--- BEGIN RECORDS FOR THIS TASK ---

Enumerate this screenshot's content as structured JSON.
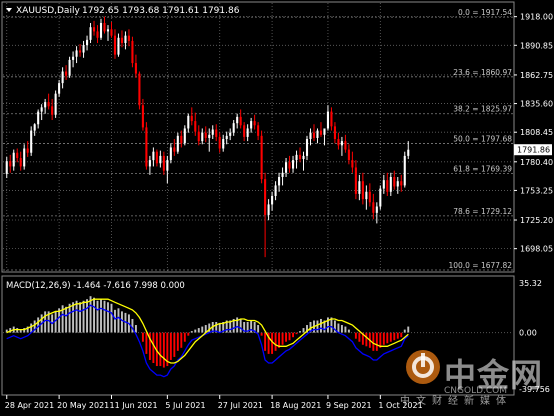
{
  "header": {
    "symbol": "XAUUSD,Daily",
    "ohlc": "1792.65 1793.68 1791.61 1791.86"
  },
  "price_axis": {
    "ticks": [
      "1918.00",
      "1890.85",
      "1862.75",
      "1835.60",
      "1808.45",
      "1780.40",
      "1753.25",
      "1725.20",
      "1698.05"
    ],
    "ticks_num": [
      1918.0,
      1890.85,
      1862.75,
      1835.6,
      1808.45,
      1780.4,
      1753.25,
      1725.2,
      1698.05
    ],
    "current_label": "1791.86",
    "current_value": 1791.86
  },
  "fibonacci": [
    {
      "label": "0.0 = 1917.54",
      "value": 1917.54
    },
    {
      "label": "23.6 = 1860.97",
      "value": 1860.97
    },
    {
      "label": "38.2 = 1825.97",
      "value": 1825.97
    },
    {
      "label": "50.0 = 1797.68",
      "value": 1797.68
    },
    {
      "label": "61.8 = 1769.39",
      "value": 1769.39
    },
    {
      "label": "78.6 = 1729.12",
      "value": 1729.12
    },
    {
      "label": "100.0 = 1677.82",
      "value": 1677.82
    }
  ],
  "macd": {
    "label": "MACD(12,26,9) -1.464 -7.616 7.998 0.000",
    "axis_top": "35.32",
    "axis_zero": "0.00",
    "axis_bottom": "-39.756",
    "axis_top_num": 35.32,
    "axis_bottom_num": -39.756
  },
  "x_axis": {
    "ticks": [
      "28 Apr 2021",
      "20 May 2021",
      "11 Jun 2021",
      "5 Jul 2021",
      "27 Jul 2021",
      "18 Aug 2021",
      "9 Sep 2021",
      "1 Oct 2021"
    ]
  },
  "watermark": {
    "brand_cn": "中金网",
    "brand_en": "CNGOLD.COM",
    "tagline": "中文财经新媒体"
  },
  "colors": {
    "background": "#000000",
    "bull_candle": "#ffffff",
    "bear_candle": "#ff0000",
    "macd_positive": "#c0c0c0",
    "macd_negative": "#ff0000",
    "macd_line": "#0000ff",
    "signal_line": "#ffff00",
    "grid": "#646464",
    "fib": "#808080",
    "axis_text": "#ffffff"
  },
  "chart_data": [
    {
      "type": "candlestick",
      "title": "XAUUSD,Daily",
      "ylim": [
        1677.82,
        1930
      ],
      "x": [
        "28 Apr 2021",
        "20 May 2021",
        "11 Jun 2021",
        "5 Jul 2021",
        "27 Jul 2021",
        "18 Aug 2021",
        "9 Sep 2021",
        "1 Oct 2021"
      ],
      "ohlc": [
        [
          1769,
          1785,
          1765,
          1781
        ],
        [
          1781,
          1787,
          1770,
          1776
        ],
        [
          1776,
          1792,
          1772,
          1789
        ],
        [
          1789,
          1793,
          1780,
          1784
        ],
        [
          1784,
          1790,
          1772,
          1776
        ],
        [
          1776,
          1797,
          1773,
          1793
        ],
        [
          1793,
          1800,
          1785,
          1789
        ],
        [
          1789,
          1814,
          1786,
          1810
        ],
        [
          1810,
          1817,
          1805,
          1816
        ],
        [
          1816,
          1830,
          1812,
          1828
        ],
        [
          1828,
          1835,
          1820,
          1832
        ],
        [
          1832,
          1840,
          1826,
          1837
        ],
        [
          1837,
          1845,
          1830,
          1833
        ],
        [
          1833,
          1840,
          1820,
          1825
        ],
        [
          1825,
          1848,
          1822,
          1845
        ],
        [
          1845,
          1858,
          1842,
          1855
        ],
        [
          1855,
          1870,
          1850,
          1866
        ],
        [
          1866,
          1872,
          1858,
          1862
        ],
        [
          1862,
          1880,
          1860,
          1877
        ],
        [
          1877,
          1885,
          1870,
          1880
        ],
        [
          1880,
          1890,
          1874,
          1886
        ],
        [
          1886,
          1892,
          1880,
          1884
        ],
        [
          1884,
          1895,
          1879,
          1891
        ],
        [
          1891,
          1900,
          1886,
          1896
        ],
        [
          1896,
          1912,
          1893,
          1908
        ],
        [
          1908,
          1914,
          1900,
          1904
        ],
        [
          1904,
          1910,
          1893,
          1898
        ],
        [
          1898,
          1916,
          1896,
          1912
        ],
        [
          1912,
          1918,
          1902,
          1904
        ],
        [
          1904,
          1910,
          1895,
          1906
        ],
        [
          1906,
          1913,
          1898,
          1900
        ],
        [
          1900,
          1906,
          1878,
          1882
        ],
        [
          1882,
          1902,
          1880,
          1898
        ],
        [
          1898,
          1905,
          1889,
          1893
        ],
        [
          1893,
          1904,
          1887,
          1900
        ],
        [
          1900,
          1906,
          1890,
          1895
        ],
        [
          1895,
          1899,
          1870,
          1874
        ],
        [
          1874,
          1882,
          1860,
          1864
        ],
        [
          1864,
          1866,
          1830,
          1834
        ],
        [
          1834,
          1840,
          1810,
          1813
        ],
        [
          1813,
          1818,
          1773,
          1776
        ],
        [
          1776,
          1786,
          1768,
          1782
        ],
        [
          1782,
          1794,
          1776,
          1790
        ],
        [
          1790,
          1792,
          1776,
          1779
        ],
        [
          1779,
          1791,
          1775,
          1786
        ],
        [
          1786,
          1790,
          1768,
          1772
        ],
        [
          1772,
          1786,
          1760,
          1782
        ],
        [
          1782,
          1798,
          1779,
          1794
        ],
        [
          1794,
          1802,
          1786,
          1790
        ],
        [
          1790,
          1808,
          1788,
          1805
        ],
        [
          1805,
          1810,
          1794,
          1798
        ],
        [
          1798,
          1815,
          1796,
          1812
        ],
        [
          1812,
          1826,
          1808,
          1824
        ],
        [
          1824,
          1832,
          1815,
          1819
        ],
        [
          1819,
          1827,
          1805,
          1809
        ],
        [
          1809,
          1815,
          1796,
          1800
        ],
        [
          1800,
          1812,
          1797,
          1808
        ],
        [
          1808,
          1814,
          1799,
          1803
        ],
        [
          1803,
          1812,
          1790,
          1806
        ],
        [
          1806,
          1815,
          1802,
          1811
        ],
        [
          1811,
          1816,
          1800,
          1804
        ],
        [
          1804,
          1808,
          1789,
          1793
        ],
        [
          1793,
          1806,
          1790,
          1802
        ],
        [
          1802,
          1809,
          1797,
          1805
        ],
        [
          1805,
          1812,
          1801,
          1808
        ],
        [
          1808,
          1820,
          1805,
          1817
        ],
        [
          1817,
          1826,
          1812,
          1823
        ],
        [
          1823,
          1830,
          1812,
          1815
        ],
        [
          1815,
          1818,
          1800,
          1804
        ],
        [
          1804,
          1816,
          1800,
          1812
        ],
        [
          1812,
          1822,
          1808,
          1819
        ],
        [
          1819,
          1825,
          1811,
          1815
        ],
        [
          1815,
          1818,
          1801,
          1805
        ],
        [
          1805,
          1810,
          1760,
          1764
        ],
        [
          1764,
          1770,
          1690,
          1730
        ],
        [
          1730,
          1745,
          1725,
          1740
        ],
        [
          1740,
          1752,
          1734,
          1748
        ],
        [
          1748,
          1762,
          1744,
          1758
        ],
        [
          1758,
          1770,
          1752,
          1766
        ],
        [
          1766,
          1775,
          1758,
          1770
        ],
        [
          1770,
          1784,
          1766,
          1780
        ],
        [
          1780,
          1786,
          1770,
          1774
        ],
        [
          1774,
          1786,
          1770,
          1782
        ],
        [
          1782,
          1791,
          1774,
          1787
        ],
        [
          1787,
          1794,
          1780,
          1783
        ],
        [
          1783,
          1790,
          1772,
          1786
        ],
        [
          1786,
          1805,
          1782,
          1802
        ],
        [
          1802,
          1812,
          1796,
          1808
        ],
        [
          1808,
          1816,
          1800,
          1803
        ],
        [
          1803,
          1812,
          1798,
          1810
        ],
        [
          1810,
          1818,
          1804,
          1806
        ],
        [
          1806,
          1810,
          1796,
          1812
        ],
        [
          1812,
          1834,
          1810,
          1828
        ],
        [
          1828,
          1832,
          1810,
          1814
        ],
        [
          1814,
          1818,
          1798,
          1802
        ],
        [
          1802,
          1808,
          1792,
          1796
        ],
        [
          1796,
          1804,
          1786,
          1800
        ],
        [
          1800,
          1806,
          1789,
          1792
        ],
        [
          1792,
          1797,
          1778,
          1782
        ],
        [
          1782,
          1790,
          1770,
          1775
        ],
        [
          1775,
          1782,
          1745,
          1750
        ],
        [
          1750,
          1768,
          1744,
          1762
        ],
        [
          1762,
          1770,
          1740,
          1745
        ],
        [
          1745,
          1758,
          1735,
          1752
        ],
        [
          1752,
          1760,
          1738,
          1742
        ],
        [
          1742,
          1750,
          1726,
          1732
        ],
        [
          1732,
          1742,
          1722,
          1738
        ],
        [
          1738,
          1758,
          1735,
          1755
        ],
        [
          1755,
          1768,
          1750,
          1763
        ],
        [
          1763,
          1770,
          1748,
          1752
        ],
        [
          1752,
          1770,
          1748,
          1766
        ],
        [
          1766,
          1772,
          1754,
          1757
        ],
        [
          1757,
          1766,
          1750,
          1762
        ],
        [
          1762,
          1768,
          1752,
          1758
        ],
        [
          1758,
          1790,
          1756,
          1786
        ],
        [
          1786,
          1800,
          1783,
          1791.86
        ]
      ]
    },
    {
      "type": "bar",
      "title": "MACD(12,26,9) -1.464 -7.616 7.998 0.000",
      "ylim": [
        -39.756,
        35.32
      ],
      "series": [
        {
          "name": "MACD",
          "values": [
            2,
            3,
            4,
            3,
            2,
            3,
            4,
            6,
            8,
            10,
            12,
            14,
            14,
            12,
            14,
            16,
            18,
            17,
            19,
            20,
            21,
            20,
            21,
            22,
            24,
            23,
            21,
            22,
            21,
            20,
            19,
            15,
            16,
            14,
            13,
            12,
            9,
            5,
            0,
            -6,
            -14,
            -18,
            -20,
            -22,
            -22,
            -23,
            -22,
            -18,
            -16,
            -12,
            -10,
            -6,
            -2,
            1,
            2,
            3,
            4,
            5,
            6,
            7,
            7,
            6,
            7,
            8,
            8,
            9,
            10,
            9,
            7,
            7,
            8,
            7,
            5,
            -2,
            -12,
            -14,
            -14,
            -12,
            -10,
            -8,
            -6,
            -5,
            -3,
            -1,
            1,
            3,
            5,
            7,
            8,
            8,
            9,
            8,
            10,
            10,
            8,
            6,
            5,
            4,
            2,
            0,
            -4,
            -6,
            -8,
            -9,
            -10,
            -12,
            -12,
            -10,
            -8,
            -7,
            -6,
            -5,
            -4,
            -3,
            2,
            4
          ]
        },
        {
          "name": "Signal",
          "values": [
            0,
            1,
            2,
            2,
            2,
            2,
            3,
            4,
            5,
            7,
            9,
            11,
            12,
            13,
            14,
            14,
            15,
            16,
            17,
            18,
            19,
            19,
            20,
            20,
            21,
            22,
            22,
            22,
            22,
            22,
            21,
            20,
            19,
            18,
            17,
            16,
            15,
            13,
            10,
            6,
            1,
            -4,
            -8,
            -12,
            -15,
            -17,
            -19,
            -20,
            -20,
            -19,
            -17,
            -15,
            -12,
            -9,
            -6,
            -4,
            -2,
            0,
            2,
            4,
            5,
            6,
            6,
            7,
            7,
            8,
            8,
            9,
            9,
            8,
            8,
            8,
            7,
            5,
            1,
            -3,
            -6,
            -8,
            -9,
            -9,
            -9,
            -8,
            -7,
            -5,
            -3,
            -1,
            1,
            3,
            4,
            5,
            6,
            7,
            8,
            9,
            9,
            8,
            8,
            7,
            6,
            5,
            3,
            1,
            -1,
            -3,
            -5,
            -7,
            -8,
            -9,
            -9,
            -9,
            -8,
            -7,
            -6,
            -5,
            -3,
            -1
          ]
        }
      ]
    }
  ]
}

--- END RECORDS FOR THIS TASK ---

- _GIVEN TASK_: Give the number of lines in the listing above that hold the string "XAUUSD", with nothing else.

- _COMPLETE ANSWER_: 2